Each entry below should be reproduced character for character.

Source material:
********************

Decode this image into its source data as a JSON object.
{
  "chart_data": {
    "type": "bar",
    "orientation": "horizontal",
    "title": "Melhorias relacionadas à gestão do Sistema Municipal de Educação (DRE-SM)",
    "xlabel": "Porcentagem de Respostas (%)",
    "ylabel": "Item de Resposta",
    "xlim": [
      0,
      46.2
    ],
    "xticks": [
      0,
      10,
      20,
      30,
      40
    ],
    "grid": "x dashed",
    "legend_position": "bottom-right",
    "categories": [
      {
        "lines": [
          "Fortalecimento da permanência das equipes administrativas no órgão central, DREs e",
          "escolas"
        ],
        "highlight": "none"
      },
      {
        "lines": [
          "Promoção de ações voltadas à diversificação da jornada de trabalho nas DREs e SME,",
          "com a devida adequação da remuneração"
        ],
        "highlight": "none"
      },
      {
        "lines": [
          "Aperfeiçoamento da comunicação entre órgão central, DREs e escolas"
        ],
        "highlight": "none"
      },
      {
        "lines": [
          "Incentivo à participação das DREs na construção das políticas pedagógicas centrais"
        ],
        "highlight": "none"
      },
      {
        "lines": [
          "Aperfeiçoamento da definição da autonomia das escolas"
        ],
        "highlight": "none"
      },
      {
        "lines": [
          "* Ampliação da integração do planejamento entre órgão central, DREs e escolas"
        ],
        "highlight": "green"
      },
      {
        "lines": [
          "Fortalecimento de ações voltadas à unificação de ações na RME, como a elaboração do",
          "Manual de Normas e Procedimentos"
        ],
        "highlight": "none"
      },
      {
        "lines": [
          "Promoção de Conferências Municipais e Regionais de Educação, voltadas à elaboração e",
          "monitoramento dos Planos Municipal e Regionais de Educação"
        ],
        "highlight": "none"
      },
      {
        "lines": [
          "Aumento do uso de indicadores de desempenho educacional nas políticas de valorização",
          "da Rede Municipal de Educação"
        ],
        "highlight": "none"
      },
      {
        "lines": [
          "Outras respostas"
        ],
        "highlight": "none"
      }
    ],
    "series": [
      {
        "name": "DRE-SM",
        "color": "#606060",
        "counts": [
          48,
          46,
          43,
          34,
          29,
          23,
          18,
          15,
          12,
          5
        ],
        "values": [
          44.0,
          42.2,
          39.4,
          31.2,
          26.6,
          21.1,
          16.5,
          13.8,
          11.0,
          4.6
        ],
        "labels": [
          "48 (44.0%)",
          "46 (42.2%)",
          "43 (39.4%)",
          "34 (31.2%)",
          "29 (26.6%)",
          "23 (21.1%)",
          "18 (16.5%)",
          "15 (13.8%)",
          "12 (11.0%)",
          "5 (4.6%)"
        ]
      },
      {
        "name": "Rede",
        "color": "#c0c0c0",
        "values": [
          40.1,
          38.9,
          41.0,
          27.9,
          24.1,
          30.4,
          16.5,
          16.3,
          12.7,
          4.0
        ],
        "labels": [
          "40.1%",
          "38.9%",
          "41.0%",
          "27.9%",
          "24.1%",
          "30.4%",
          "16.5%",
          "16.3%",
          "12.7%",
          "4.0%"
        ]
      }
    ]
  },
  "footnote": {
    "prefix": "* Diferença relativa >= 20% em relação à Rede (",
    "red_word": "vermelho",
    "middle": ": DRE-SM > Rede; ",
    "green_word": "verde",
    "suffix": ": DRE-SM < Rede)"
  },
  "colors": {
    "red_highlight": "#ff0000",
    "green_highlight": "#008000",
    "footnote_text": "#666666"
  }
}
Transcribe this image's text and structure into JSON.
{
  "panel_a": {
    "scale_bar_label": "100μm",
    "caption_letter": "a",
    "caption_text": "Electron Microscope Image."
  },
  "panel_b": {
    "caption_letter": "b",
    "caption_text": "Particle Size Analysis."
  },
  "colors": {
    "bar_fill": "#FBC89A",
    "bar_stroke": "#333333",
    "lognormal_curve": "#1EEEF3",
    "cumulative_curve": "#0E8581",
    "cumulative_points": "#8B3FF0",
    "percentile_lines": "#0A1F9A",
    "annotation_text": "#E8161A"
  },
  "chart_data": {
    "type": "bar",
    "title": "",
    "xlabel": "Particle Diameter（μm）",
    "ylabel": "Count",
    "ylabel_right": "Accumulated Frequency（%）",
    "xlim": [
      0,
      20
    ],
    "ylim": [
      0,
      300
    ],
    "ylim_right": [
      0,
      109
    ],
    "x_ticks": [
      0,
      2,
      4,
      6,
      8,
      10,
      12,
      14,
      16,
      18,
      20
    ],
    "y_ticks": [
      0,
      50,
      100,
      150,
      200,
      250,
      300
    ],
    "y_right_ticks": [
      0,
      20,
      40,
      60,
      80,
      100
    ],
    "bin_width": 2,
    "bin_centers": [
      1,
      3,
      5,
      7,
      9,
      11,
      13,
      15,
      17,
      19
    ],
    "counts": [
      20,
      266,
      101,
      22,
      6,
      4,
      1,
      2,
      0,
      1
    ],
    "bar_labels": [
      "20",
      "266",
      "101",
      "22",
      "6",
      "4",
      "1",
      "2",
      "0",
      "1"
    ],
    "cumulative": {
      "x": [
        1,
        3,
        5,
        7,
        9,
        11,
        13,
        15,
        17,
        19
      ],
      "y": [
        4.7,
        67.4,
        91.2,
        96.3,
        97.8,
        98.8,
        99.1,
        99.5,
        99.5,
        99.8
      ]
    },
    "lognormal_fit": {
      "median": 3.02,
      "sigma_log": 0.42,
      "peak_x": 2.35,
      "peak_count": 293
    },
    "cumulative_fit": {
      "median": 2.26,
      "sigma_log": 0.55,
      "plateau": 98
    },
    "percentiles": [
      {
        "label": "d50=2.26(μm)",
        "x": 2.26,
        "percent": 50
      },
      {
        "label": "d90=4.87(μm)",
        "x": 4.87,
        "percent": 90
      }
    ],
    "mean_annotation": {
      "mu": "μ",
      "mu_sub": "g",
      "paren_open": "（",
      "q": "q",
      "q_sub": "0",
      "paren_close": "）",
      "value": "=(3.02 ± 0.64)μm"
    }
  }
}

********************

Solution to this task:
Decode this image into its source data as a JSON object.
{
  "chart_data": {
    "type": "bar",
    "orientation": "horizontal",
    "title": "Melhorias relacionadas à gestão do Sistema Municipal de Educação (DRE-SM)",
    "xlabel": "Porcentagem de Respostas (%)",
    "ylabel": "Item de Resposta",
    "xlim": [
      0,
      46.2
    ],
    "xticks": [
      0,
      10,
      20,
      30,
      40
    ],
    "grid": "x dashed",
    "legend_position": "bottom-right",
    "categories": [
      {
        "lines": [
          "Fortalecimento da permanência das equipes administrativas no órgão central, DREs e",
          "escolas"
        ],
        "highlight": "none"
      },
      {
        "lines": [
          "Promoção de ações voltadas à diversificação da jornada de trabalho nas DREs e SME,",
          "com a devida adequação da remuneração"
        ],
        "highlight": "none"
      },
      {
        "lines": [
          "Aperfeiçoamento da comunicação entre órgão central, DREs e escolas"
        ],
        "highlight": "none"
      },
      {
        "lines": [
          "Incentivo à participação das DREs na construção das políticas pedagógicas centrais"
        ],
        "highlight": "none"
      },
      {
        "lines": [
          "Aperfeiçoamento da definição da autonomia das escolas"
        ],
        "highlight": "none"
      },
      {
        "lines": [
          "* Ampliação da integração do planejamento entre órgão central, DREs e escolas"
        ],
        "highlight": "green"
      },
      {
        "lines": [
          "Fortalecimento de ações voltadas à unificação de ações na RME, como a elaboração do",
          "Manual de Normas e Procedimentos"
        ],
        "highlight": "none"
      },
      {
        "lines": [
          "Promoção de Conferências Municipais e Regionais de Educação, voltadas à elaboração e",
          "monitoramento dos Planos Municipal e Regionais de Educação"
        ],
        "highlight": "none"
      },
      {
        "lines": [
          "Aumento do uso de indicadores de desempenho educacional nas políticas de valorização",
          "da Rede Municipal de Educação"
        ],
        "highlight": "none"
      },
      {
        "lines": [
          "Outras respostas"
        ],
        "highlight": "none"
      }
    ],
    "series": [
      {
        "name": "DRE-SM",
        "color": "#606060",
        "counts": [
          48,
          46,
          43,
          34,
          29,
          23,
          18,
          15,
          12,
          5
        ],
        "values": [
          44.0,
          42.2,
          39.4,
          31.2,
          26.6,
          21.1,
          16.5,
          13.8,
          11.0,
          4.6
        ],
        "labels": [
          "48 (44.0%)",
          "46 (42.2%)",
          "43 (39.4%)",
          "34 (31.2%)",
          "29 (26.6%)",
          "23 (21.1%)",
          "18 (16.5%)",
          "15 (13.8%)",
          "12 (11.0%)",
          "5 (4.6%)"
        ]
      },
      {
        "name": "Rede",
        "color": "#c0c0c0",
        "values": [
          40.1,
          38.9,
          41.0,
          27.9,
          24.1,
          30.4,
          16.5,
          16.3,
          12.7,
          4.0
        ],
        "labels": [
          "40.1%",
          "38.9%",
          "41.0%",
          "27.9%",
          "24.1%",
          "30.4%",
          "16.5%",
          "16.3%",
          "12.7%",
          "4.0%"
        ]
      }
    ]
  },
  "footnote": {
    "prefix": "* Diferença relativa >= 20% em relação à Rede (",
    "red_word": "vermelho",
    "middle": ": DRE-SM > Rede; ",
    "green_word": "verde",
    "suffix": ": DRE-SM < Rede)"
  },
  "colors": {
    "red_highlight": "#ff0000",
    "green_highlight": "#008000",
    "footnote_text": "#666666"
  }
}
Transcribe this image's text and structure into JSON.
{
  "panel_a": {
    "scale_bar_label": "100μm",
    "caption_letter": "a",
    "caption_text": "Electron Microscope Image."
  },
  "panel_b": {
    "caption_letter": "b",
    "caption_text": "Particle Size Analysis."
  },
  "colors": {
    "bar_fill": "#FBC89A",
    "bar_stroke": "#333333",
    "lognormal_curve": "#1EEEF3",
    "cumulative_curve": "#0E8581",
    "cumulative_points": "#8B3FF0",
    "percentile_lines": "#0A1F9A",
    "annotation_text": "#E8161A"
  },
  "chart_data": {
    "type": "bar",
    "title": "",
    "xlabel": "Particle Diameter（μm）",
    "ylabel": "Count",
    "ylabel_right": "Accumulated Frequency（%）",
    "xlim": [
      0,
      20
    ],
    "ylim": [
      0,
      300
    ],
    "ylim_right": [
      0,
      109
    ],
    "x_ticks": [
      0,
      2,
      4,
      6,
      8,
      10,
      12,
      14,
      16,
      18,
      20
    ],
    "y_ticks": [
      0,
      50,
      100,
      150,
      200,
      250,
      300
    ],
    "y_right_ticks": [
      0,
      20,
      40,
      60,
      80,
      100
    ],
    "bin_width": 2,
    "bin_centers": [
      1,
      3,
      5,
      7,
      9,
      11,
      13,
      15,
      17,
      19
    ],
    "counts": [
      20,
      266,
      101,
      22,
      6,
      4,
      1,
      2,
      0,
      1
    ],
    "bar_labels": [
      "20",
      "266",
      "101",
      "22",
      "6",
      "4",
      "1",
      "2",
      "0",
      "1"
    ],
    "cumulative": {
      "x": [
        1,
        3,
        5,
        7,
        9,
        11,
        13,
        15,
        17,
        19
      ],
      "y": [
        4.7,
        67.4,
        91.2,
        96.3,
        97.8,
        98.8,
        99.1,
        99.5,
        99.5,
        99.8
      ]
    },
    "lognormal_fit": {
      "median": 3.02,
      "sigma_log": 0.42,
      "peak_x": 2.35,
      "peak_count": 293
    },
    "cumulative_fit": {
      "median": 2.26,
      "sigma_log": 0.55,
      "plateau": 98
    },
    "percentiles": [
      {
        "label": "d50=2.26(μm)",
        "x": 2.26,
        "percent": 50
      },
      {
        "label": "d90=4.87(μm)",
        "x": 4.87,
        "percent": 90
      }
    ],
    "mean_annotation": {
      "mu": "μ",
      "mu_sub": "g",
      "paren_open": "（",
      "q": "q",
      "q_sub": "0",
      "paren_close": "）",
      "value": "=(3.02 ± 0.64)μm"
    }
  }
}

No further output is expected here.